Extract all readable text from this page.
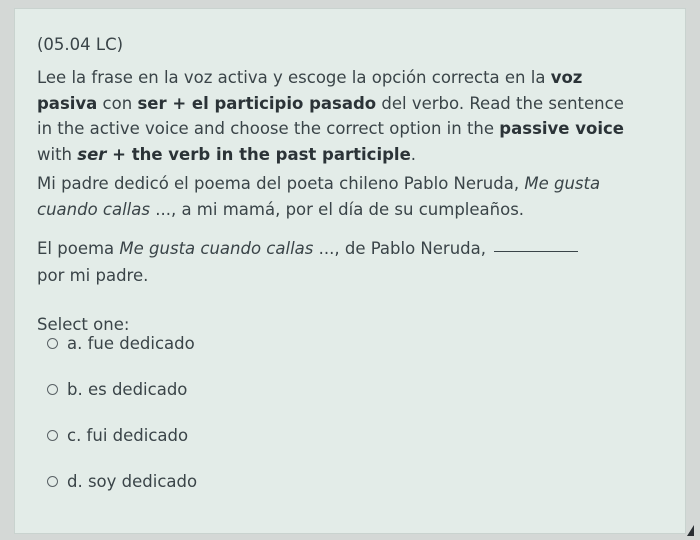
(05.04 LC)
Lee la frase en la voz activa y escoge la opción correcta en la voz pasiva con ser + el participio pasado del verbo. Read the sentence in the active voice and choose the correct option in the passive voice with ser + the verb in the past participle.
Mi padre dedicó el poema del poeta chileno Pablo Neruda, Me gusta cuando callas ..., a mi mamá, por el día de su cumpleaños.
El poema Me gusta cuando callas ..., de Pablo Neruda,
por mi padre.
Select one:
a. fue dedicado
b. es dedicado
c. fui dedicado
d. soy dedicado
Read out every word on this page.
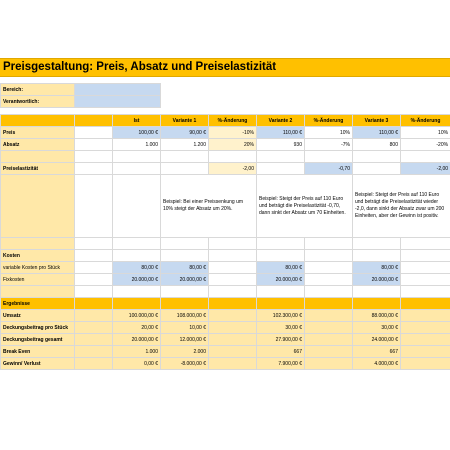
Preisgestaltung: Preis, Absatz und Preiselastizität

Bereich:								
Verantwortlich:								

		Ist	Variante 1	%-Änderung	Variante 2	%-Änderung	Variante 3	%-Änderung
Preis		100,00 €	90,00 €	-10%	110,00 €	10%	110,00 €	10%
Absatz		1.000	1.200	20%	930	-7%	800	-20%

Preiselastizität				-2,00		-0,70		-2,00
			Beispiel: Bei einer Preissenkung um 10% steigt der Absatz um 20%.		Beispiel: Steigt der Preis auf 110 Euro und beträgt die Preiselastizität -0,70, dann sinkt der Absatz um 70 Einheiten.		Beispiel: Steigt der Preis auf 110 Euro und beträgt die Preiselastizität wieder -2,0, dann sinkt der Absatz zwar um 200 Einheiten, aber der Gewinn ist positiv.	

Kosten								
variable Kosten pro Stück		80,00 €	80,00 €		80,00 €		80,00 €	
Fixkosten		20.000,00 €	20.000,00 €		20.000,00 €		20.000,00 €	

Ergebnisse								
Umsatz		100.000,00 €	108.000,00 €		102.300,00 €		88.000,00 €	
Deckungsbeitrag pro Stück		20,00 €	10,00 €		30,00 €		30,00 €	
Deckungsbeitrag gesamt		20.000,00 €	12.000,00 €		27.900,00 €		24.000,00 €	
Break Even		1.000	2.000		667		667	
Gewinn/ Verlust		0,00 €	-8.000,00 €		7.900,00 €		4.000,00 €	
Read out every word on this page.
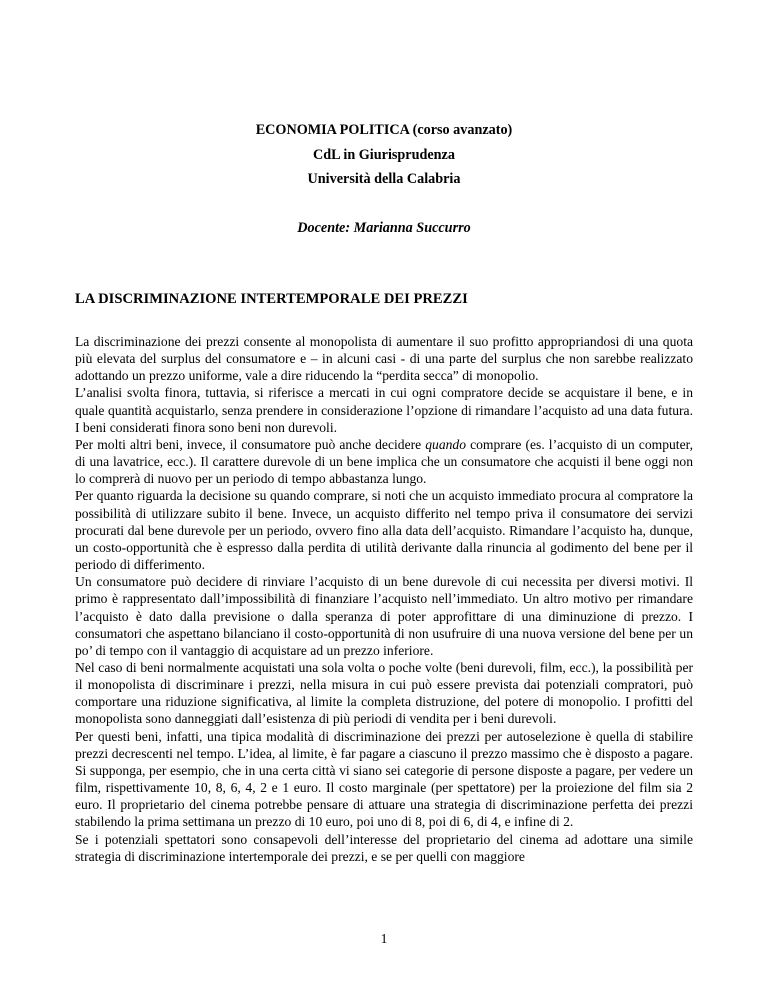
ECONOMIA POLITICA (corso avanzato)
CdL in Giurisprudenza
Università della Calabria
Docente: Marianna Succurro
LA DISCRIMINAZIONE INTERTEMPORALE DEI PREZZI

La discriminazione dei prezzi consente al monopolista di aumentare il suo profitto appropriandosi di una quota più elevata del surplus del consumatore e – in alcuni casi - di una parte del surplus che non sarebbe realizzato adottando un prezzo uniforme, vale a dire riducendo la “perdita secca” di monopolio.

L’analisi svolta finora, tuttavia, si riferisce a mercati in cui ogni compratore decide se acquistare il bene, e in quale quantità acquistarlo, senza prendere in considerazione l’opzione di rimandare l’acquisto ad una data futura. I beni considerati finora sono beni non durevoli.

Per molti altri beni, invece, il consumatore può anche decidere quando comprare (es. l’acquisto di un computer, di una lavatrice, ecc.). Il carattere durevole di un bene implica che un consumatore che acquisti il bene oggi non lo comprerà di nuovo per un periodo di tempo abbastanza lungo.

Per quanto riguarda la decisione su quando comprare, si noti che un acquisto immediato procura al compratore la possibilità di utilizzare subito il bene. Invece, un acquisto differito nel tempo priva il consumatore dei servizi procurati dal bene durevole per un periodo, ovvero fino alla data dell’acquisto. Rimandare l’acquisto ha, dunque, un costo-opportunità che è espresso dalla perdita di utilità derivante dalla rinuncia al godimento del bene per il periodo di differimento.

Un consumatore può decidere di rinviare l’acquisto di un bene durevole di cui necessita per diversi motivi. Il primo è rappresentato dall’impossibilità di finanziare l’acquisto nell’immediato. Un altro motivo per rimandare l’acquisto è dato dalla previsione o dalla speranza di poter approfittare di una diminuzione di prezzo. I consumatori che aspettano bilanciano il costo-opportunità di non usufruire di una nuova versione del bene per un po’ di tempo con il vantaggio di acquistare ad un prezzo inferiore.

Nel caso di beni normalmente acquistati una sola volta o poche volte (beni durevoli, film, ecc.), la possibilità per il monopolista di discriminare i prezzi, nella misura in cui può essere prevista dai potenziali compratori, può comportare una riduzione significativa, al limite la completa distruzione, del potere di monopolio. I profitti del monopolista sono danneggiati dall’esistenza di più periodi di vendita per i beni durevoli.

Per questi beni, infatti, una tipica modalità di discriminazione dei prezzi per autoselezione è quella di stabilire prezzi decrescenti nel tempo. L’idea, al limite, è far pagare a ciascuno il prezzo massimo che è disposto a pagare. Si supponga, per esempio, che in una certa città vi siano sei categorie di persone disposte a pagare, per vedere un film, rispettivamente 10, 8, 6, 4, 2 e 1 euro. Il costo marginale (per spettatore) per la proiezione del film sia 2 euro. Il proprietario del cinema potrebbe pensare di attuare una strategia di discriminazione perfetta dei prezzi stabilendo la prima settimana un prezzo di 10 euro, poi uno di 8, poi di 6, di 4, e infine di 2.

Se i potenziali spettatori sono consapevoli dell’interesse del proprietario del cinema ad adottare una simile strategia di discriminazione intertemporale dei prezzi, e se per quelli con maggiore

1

☆ ☆ ☆

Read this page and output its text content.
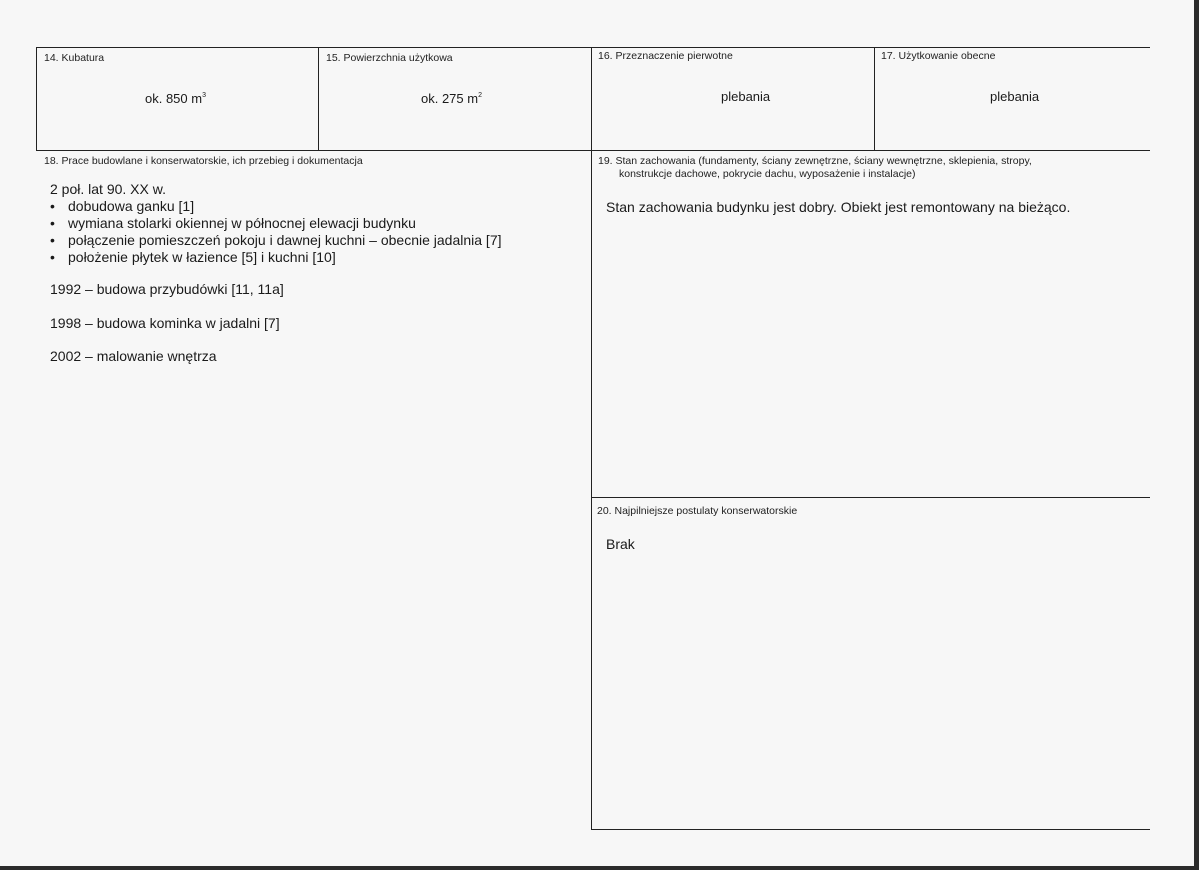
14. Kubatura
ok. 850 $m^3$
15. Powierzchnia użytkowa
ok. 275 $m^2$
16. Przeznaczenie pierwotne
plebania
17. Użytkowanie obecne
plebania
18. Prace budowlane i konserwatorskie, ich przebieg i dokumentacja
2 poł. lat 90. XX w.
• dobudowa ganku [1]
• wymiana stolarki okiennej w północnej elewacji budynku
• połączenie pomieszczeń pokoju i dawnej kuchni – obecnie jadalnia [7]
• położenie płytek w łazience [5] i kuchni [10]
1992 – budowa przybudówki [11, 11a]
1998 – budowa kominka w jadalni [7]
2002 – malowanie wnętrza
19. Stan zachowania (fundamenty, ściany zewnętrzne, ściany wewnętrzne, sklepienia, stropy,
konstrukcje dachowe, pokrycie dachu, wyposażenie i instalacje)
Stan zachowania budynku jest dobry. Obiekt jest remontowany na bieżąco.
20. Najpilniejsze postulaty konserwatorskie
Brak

☆ ☆ ☆

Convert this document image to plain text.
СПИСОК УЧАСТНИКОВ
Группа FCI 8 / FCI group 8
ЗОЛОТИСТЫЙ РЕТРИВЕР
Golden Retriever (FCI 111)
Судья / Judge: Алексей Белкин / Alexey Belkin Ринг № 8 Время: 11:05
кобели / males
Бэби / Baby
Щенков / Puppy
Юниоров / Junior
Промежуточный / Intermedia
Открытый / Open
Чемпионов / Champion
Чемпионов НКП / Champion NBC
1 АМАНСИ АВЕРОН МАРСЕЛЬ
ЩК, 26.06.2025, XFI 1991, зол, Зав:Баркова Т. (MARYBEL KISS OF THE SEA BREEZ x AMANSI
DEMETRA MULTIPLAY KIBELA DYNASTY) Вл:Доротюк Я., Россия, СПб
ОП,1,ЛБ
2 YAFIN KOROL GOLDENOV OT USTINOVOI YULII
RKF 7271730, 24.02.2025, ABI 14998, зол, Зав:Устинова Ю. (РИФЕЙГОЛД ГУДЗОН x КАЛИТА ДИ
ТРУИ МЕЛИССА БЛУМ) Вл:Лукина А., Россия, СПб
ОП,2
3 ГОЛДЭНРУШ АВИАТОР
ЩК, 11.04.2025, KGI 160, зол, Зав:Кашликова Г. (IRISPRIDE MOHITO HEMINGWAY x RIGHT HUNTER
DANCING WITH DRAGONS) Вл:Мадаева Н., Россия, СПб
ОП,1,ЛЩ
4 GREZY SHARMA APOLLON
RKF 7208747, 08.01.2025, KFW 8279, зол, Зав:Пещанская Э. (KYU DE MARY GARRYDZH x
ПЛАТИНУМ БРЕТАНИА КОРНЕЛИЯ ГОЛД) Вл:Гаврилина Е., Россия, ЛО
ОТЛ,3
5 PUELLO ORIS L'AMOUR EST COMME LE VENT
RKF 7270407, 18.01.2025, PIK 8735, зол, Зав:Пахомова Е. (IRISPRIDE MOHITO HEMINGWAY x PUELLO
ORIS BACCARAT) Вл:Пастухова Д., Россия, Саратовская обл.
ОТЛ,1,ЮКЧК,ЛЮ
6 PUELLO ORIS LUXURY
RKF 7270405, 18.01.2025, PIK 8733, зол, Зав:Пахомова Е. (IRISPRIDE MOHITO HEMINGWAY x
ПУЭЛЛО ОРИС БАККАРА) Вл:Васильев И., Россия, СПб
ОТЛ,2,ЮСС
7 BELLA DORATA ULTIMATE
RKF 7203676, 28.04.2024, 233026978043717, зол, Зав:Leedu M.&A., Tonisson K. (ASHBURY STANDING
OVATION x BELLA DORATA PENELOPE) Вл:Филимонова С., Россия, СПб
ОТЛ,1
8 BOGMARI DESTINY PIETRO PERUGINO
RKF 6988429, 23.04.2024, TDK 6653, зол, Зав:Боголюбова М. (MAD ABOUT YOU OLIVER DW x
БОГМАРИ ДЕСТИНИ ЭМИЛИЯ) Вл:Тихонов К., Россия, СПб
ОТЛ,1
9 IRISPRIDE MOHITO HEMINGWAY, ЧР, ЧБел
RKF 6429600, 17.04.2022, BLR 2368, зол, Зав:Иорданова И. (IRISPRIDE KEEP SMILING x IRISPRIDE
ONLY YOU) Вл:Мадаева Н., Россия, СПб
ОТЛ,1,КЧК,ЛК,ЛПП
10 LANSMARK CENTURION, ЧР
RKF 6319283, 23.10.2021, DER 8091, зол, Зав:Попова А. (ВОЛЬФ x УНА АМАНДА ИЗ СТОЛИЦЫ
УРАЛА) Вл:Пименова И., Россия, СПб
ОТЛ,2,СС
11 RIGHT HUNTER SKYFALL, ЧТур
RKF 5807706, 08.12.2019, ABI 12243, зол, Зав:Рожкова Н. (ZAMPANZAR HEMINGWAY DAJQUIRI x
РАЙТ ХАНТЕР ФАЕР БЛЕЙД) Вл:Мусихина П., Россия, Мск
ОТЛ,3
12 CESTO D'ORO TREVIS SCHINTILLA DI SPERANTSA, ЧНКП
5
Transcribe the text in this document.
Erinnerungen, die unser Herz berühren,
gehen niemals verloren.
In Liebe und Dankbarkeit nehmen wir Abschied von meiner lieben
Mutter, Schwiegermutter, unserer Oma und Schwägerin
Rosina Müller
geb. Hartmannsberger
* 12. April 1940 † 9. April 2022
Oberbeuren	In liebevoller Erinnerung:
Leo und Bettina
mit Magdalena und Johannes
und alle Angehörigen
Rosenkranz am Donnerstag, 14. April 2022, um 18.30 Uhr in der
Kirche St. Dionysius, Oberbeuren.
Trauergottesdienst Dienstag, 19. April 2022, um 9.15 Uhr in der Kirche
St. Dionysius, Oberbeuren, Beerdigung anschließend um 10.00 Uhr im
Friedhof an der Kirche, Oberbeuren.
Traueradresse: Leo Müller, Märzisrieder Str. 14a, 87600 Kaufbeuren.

☆ ☆ ☆

**Aim:**
Filter the data for the string "BELLA" and copy every line that has it.

**Solution:**
7 BELLA DORATA ULTIMATE
OVATION x BELLA DORATA PENELOPE) Вл:Филимонова С., Россия, СПб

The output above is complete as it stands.